> _OBJECTIVE_:
Print the lines of the listing below, starting at the line that contains "- diverse-task-point: [527, 212, 532, 216]" and ending at the line that contains "- diverse-task-point: [228, 266, 232, 271]", with both of those lines included.

━━━ THE RECORDS ━━━

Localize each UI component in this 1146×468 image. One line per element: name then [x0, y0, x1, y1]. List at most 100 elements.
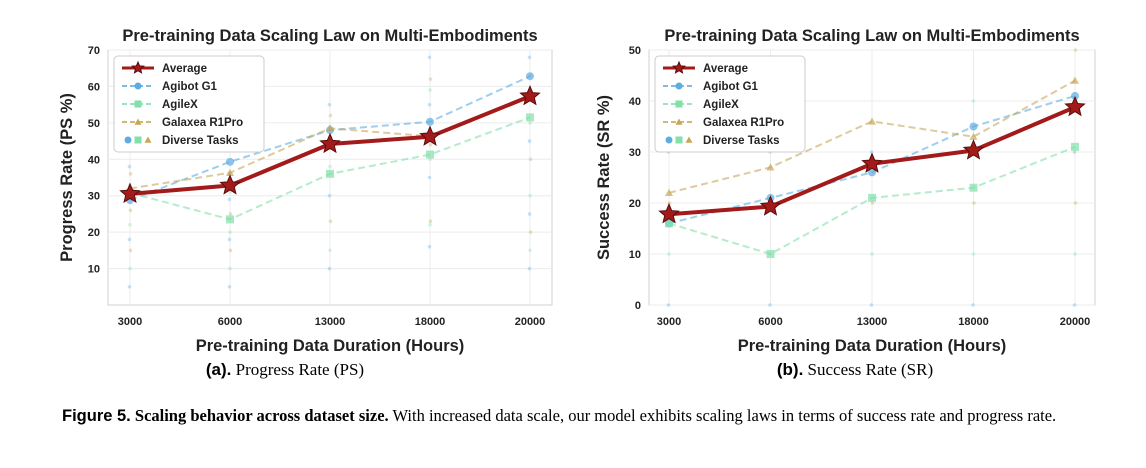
- diverse-task-point: [527, 212, 532, 216]
- chart-title: Pre-training Data Scaling Law on Multi-E…: [664, 27, 1079, 45]
- subfigure-text-b: Success Rate (SR): [807, 360, 934, 379]
- diverse-task-point: [527, 266, 532, 271]
- y-tick-label: 20: [629, 198, 641, 210]
- legend-marker: [675, 136, 683, 144]
- diverse-task-point: [327, 266, 332, 271]
- data-point-agilex: [526, 113, 534, 122]
- x-tick-label: 3000: [118, 316, 142, 328]
- diverse-task-point: [1073, 252, 1077, 256]
- x-tick-label: 6000: [758, 316, 782, 328]
- y-tick-label: 10: [629, 249, 641, 261]
- diverse-task-point: [228, 248, 233, 253]
- subfigure-label-b: (b).: [776, 360, 804, 379]
- data-point-average: [319, 132, 341, 154]
- diverse-task-point: [527, 55, 532, 60]
- diverse-task-point: [228, 266, 232, 271]
- series-line-galaxea-r1pro: [668, 79, 1076, 194]
- diverse-task-point: [227, 197, 232, 202]
- diverse-task-point: [427, 55, 432, 60]
- data-point-average: [861, 152, 883, 173]
- diverse-task-point: [427, 102, 432, 107]
- data-point-agilex: [665, 219, 673, 228]
- diverse-task-point: [971, 99, 976, 103]
- x-tick-label: 18000: [958, 316, 989, 328]
- subfigure-caption-a: (a). Progress Rate (PS): [120, 360, 450, 380]
- legend-label: Agibot G1: [162, 81, 218, 93]
- diverse-task-point: [528, 248, 532, 253]
- legend-marker: [134, 82, 142, 90]
- diverse-task-point: [428, 88, 432, 92]
- data-point-galaxea-r1pro: [326, 124, 334, 132]
- data-point-average: [419, 125, 441, 146]
- diverse-task-point: [128, 208, 133, 213]
- y-tick-label: 30: [88, 191, 100, 203]
- legend-marker: [675, 118, 683, 125]
- diverse-task-point: [972, 201, 976, 205]
- subfigure-text-a: Progress Rate (PS): [235, 360, 365, 379]
- diverse-task-point: [227, 284, 232, 289]
- data-point-average: [1064, 95, 1086, 117]
- y-tick-label: 40: [629, 96, 641, 108]
- diverse-task-point: [228, 190, 232, 194]
- diverse-task-point: [228, 230, 232, 234]
- x-tick-label: 13000: [315, 316, 346, 328]
- y-axis-label: Success Rate (SR %): [595, 95, 613, 260]
- diverse-task-point: [128, 248, 133, 253]
- data-point-agilex: [766, 250, 775, 258]
- data-point-agibot-g1: [969, 122, 978, 131]
- diverse-task-point: [427, 175, 432, 180]
- diverse-task-point: [971, 303, 975, 307]
- y-tick-label: 50: [629, 45, 641, 57]
- diverse-task-point: [127, 164, 132, 169]
- data-point-average: [519, 84, 541, 106]
- legend-marker: [685, 136, 693, 143]
- legend-marker: [134, 118, 142, 125]
- diverse-task-point: [428, 219, 433, 224]
- data-point-agibot-g1: [526, 72, 534, 81]
- figure-number: Figure 5.: [62, 407, 131, 425]
- diverse-task-point: [667, 252, 671, 256]
- diverse-task-point: [528, 193, 532, 198]
- diverse-task-point: [128, 223, 132, 227]
- diverse-task-point: [328, 164, 332, 169]
- series-markers: [658, 95, 1086, 224]
- success-rate-chart: 0 10 20 30 40 50 3000 6000 13000 18000 20000 Pre-tr…: [595, 27, 1096, 355]
- data-point-galaxea-r1pro: [868, 117, 876, 125]
- figure-caption: Figure 5. Scaling behavior across datase…: [62, 404, 1122, 428]
- chart-title: Pre-training Data Scaling Law on Multi-E…: [122, 27, 537, 45]
- diverse-task-point: [869, 150, 874, 154]
- diverse-task-point: [870, 201, 875, 205]
- diverse-task-point: [971, 252, 976, 256]
- data-point-average: [119, 182, 141, 204]
- data-point-average: [962, 139, 985, 160]
- diverse-task-point: [1072, 150, 1077, 154]
- diverse-task-point: [428, 223, 432, 227]
- legend-label: Galaxea R1Pro: [703, 117, 784, 129]
- y-tick-label: 10: [88, 264, 100, 276]
- y-axis-label: Progress Rate (PS %): [58, 93, 76, 262]
- diverse-task-point: [128, 172, 133, 176]
- y-tick-label: 70: [88, 45, 100, 57]
- series-markers: [665, 142, 1079, 258]
- diverse-task-point: [427, 244, 432, 249]
- diverse-task-point: [327, 193, 332, 198]
- legend-marker: [672, 60, 686, 74]
- diverse-task-point: [328, 248, 332, 253]
- diverse-task-point: [328, 219, 333, 224]
- legend-marker: [134, 100, 142, 108]
- legend-marker: [665, 136, 673, 144]
- diverse-task-point: [228, 212, 233, 216]
- diverse-task-point: [1073, 48, 1078, 52]
- subfigure-label-a: (a).: [205, 360, 232, 379]
- legend-label: AgileX: [703, 99, 739, 111]
- data-point-average: [759, 195, 782, 216]
- subfigure-caption-b: (b). Success Rate (SR): [690, 360, 1020, 380]
- x-tick-label: 3000: [657, 316, 681, 328]
- diverse-task-point: [227, 237, 232, 242]
- diverse-task-point: [127, 237, 132, 242]
- x-tick-label: 20000: [1060, 316, 1091, 328]
- legend-marker: [144, 136, 152, 143]
- diverse-task-point: [328, 113, 333, 118]
- legend-label: AgileX: [162, 99, 198, 111]
- legend-marker: [675, 100, 683, 108]
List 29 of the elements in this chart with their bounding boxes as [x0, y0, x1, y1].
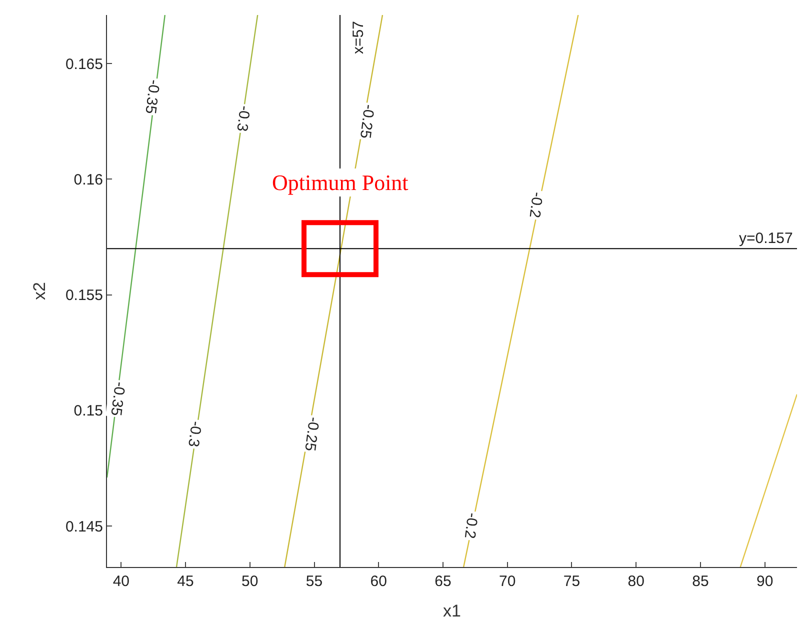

━━━

> _TASK RESPONSE_:
- diverse-task-point: [527, 212, 532, 216]
- chart-title: Pre-training Data Scaling Law on Multi-E…: [664, 27, 1079, 45]
- subfigure-text-b: Success Rate (SR): [807, 360, 934, 379]
- diverse-task-point: [527, 266, 532, 271]
- y-tick-label: 20: [629, 198, 641, 210]
- legend-marker: [675, 136, 683, 144]
- diverse-task-point: [327, 266, 332, 271]
- data-point-agilex: [526, 113, 534, 122]
- x-tick-label: 3000: [118, 316, 142, 328]
- diverse-task-point: [1073, 252, 1077, 256]
- x-tick-label: 6000: [758, 316, 782, 328]
- y-tick-label: 10: [629, 249, 641, 261]
- diverse-task-point: [228, 248, 233, 253]
- subfigure-label-b: (b).: [776, 360, 804, 379]
- data-point-average: [319, 132, 341, 154]
- diverse-task-point: [527, 55, 532, 60]
- diverse-task-point: [228, 266, 232, 271]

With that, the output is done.